/---

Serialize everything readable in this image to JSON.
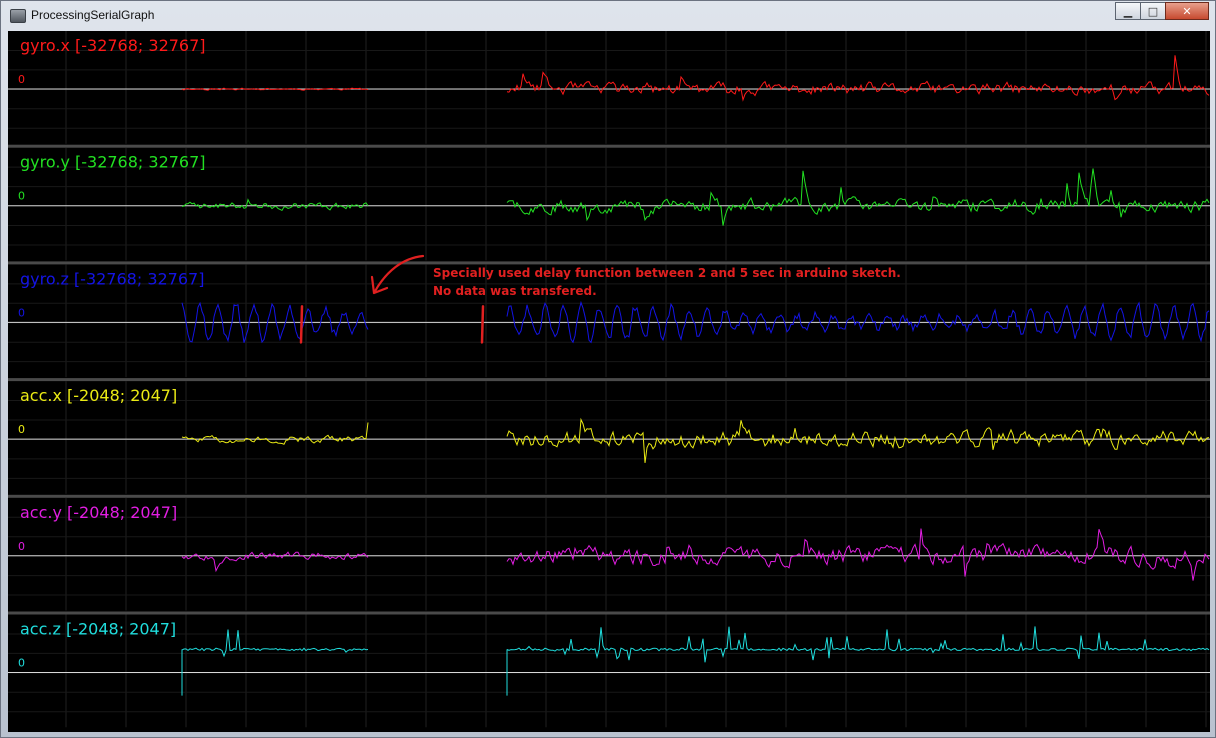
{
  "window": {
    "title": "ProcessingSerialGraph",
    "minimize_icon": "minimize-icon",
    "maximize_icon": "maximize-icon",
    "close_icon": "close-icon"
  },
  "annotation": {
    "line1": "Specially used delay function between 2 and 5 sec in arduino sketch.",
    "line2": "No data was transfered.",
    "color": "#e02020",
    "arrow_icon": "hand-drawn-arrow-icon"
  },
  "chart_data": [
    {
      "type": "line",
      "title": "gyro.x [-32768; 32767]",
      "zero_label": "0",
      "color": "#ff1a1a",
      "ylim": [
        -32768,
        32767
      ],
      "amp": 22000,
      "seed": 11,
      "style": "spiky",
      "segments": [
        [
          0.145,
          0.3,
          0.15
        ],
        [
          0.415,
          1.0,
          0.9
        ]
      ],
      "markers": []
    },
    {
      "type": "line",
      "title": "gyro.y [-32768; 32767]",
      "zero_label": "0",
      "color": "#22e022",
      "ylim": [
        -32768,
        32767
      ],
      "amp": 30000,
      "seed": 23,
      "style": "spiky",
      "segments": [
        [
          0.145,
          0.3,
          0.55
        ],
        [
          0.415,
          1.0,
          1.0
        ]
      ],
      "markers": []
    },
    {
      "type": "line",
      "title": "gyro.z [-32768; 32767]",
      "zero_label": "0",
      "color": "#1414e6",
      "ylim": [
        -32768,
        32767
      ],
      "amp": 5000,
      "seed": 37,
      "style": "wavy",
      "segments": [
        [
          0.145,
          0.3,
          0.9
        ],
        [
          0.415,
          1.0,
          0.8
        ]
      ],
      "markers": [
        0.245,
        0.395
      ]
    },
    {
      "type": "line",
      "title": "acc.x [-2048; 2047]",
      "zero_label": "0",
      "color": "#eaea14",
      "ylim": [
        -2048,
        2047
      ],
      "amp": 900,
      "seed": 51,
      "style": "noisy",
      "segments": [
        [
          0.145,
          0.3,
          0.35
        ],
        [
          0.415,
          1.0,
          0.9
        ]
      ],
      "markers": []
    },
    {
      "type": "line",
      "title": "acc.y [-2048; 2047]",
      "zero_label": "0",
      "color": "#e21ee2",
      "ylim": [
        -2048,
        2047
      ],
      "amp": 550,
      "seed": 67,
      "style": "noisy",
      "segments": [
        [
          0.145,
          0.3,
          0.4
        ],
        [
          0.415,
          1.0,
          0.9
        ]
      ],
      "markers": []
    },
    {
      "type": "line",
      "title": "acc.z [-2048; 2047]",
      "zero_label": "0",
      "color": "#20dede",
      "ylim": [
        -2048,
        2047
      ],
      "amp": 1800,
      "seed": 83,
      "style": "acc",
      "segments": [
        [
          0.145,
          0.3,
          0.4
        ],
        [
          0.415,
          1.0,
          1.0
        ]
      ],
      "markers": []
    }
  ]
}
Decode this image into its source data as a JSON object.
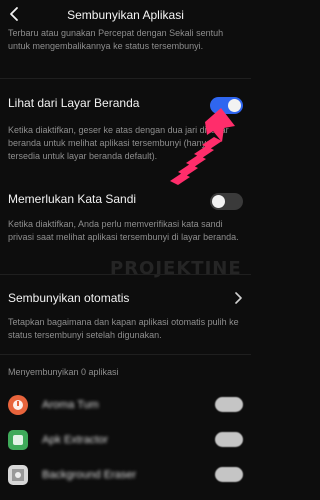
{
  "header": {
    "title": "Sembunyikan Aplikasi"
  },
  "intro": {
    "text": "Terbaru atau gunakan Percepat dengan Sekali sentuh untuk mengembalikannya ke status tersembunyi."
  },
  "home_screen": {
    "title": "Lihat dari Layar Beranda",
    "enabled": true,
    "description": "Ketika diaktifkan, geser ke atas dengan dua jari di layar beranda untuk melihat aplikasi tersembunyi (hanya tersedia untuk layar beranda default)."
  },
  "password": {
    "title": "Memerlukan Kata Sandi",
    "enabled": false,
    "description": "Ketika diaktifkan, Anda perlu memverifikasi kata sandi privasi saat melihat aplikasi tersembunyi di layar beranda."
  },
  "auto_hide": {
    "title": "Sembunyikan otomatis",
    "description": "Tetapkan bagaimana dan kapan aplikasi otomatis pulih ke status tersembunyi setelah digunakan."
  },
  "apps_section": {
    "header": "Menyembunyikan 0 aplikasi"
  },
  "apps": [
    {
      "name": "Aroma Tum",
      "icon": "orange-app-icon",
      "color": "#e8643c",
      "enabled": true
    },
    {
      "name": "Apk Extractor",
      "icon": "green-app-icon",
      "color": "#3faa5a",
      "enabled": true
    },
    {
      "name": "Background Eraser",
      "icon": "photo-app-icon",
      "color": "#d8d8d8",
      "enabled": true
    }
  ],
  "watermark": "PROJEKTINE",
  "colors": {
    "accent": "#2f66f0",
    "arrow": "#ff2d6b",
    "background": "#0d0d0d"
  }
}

\---

* **WHAT THIS TASK INVOLVES**: Look through the entries above for the word "Sembunyikan". Copy every line where it shows up.

* **RESULT OF THIS TASK**:
    "title": "Sembunyikan Aplikasi"
    "title": "Sembunyikan otomatis",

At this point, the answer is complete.